DIRECTION
Which lines hold the string "JSON"? Copy every one of them.
----------
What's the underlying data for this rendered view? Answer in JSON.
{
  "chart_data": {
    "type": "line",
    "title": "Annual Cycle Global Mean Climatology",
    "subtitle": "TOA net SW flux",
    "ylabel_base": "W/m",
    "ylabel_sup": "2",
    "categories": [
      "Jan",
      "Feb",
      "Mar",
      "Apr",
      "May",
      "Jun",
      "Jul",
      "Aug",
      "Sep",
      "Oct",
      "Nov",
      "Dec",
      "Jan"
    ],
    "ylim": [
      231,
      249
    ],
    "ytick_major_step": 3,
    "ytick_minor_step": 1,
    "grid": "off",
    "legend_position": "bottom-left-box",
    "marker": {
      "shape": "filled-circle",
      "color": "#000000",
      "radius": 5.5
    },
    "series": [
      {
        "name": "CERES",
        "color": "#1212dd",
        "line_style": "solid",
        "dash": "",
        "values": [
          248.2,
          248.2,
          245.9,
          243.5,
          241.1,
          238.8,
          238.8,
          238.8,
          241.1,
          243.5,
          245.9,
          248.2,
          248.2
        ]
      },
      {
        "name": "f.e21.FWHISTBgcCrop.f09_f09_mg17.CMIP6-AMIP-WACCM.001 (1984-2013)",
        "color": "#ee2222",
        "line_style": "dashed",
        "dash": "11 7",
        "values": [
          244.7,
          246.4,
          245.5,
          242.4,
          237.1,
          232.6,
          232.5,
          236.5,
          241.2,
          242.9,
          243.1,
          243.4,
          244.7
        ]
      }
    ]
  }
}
----------
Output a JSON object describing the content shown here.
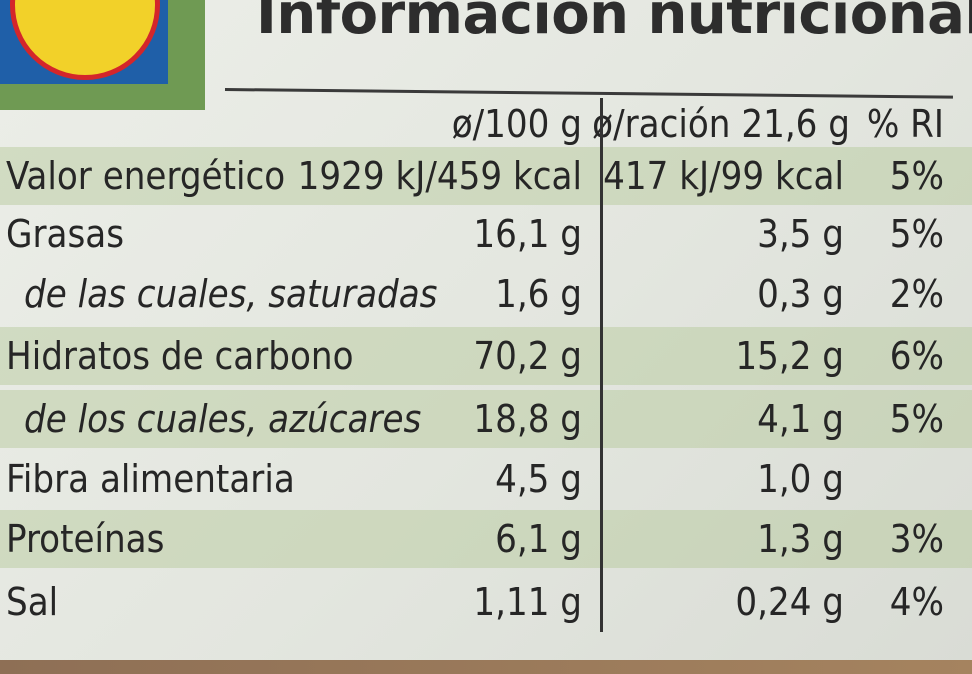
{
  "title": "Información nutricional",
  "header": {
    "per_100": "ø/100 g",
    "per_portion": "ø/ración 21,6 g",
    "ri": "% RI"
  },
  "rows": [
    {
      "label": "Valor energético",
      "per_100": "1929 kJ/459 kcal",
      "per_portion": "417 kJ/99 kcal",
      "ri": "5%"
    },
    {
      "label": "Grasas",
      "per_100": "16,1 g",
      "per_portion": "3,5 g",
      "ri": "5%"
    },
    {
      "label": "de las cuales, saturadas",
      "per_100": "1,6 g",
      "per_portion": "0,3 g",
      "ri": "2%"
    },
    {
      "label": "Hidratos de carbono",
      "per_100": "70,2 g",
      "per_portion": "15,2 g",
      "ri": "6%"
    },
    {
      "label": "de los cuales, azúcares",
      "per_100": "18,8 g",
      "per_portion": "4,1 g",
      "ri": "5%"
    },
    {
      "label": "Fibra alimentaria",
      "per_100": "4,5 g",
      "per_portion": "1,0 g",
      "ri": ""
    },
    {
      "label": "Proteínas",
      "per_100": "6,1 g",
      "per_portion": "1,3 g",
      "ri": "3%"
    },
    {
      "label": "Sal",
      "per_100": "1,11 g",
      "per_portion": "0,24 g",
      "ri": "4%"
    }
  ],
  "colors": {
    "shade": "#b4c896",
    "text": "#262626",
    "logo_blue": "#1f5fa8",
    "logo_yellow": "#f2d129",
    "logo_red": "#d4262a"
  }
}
----------
SOLVED EXERCISE
What's the underlying data for this rendered view? Answer in JSON.
Output a JSON object describing the content shown here.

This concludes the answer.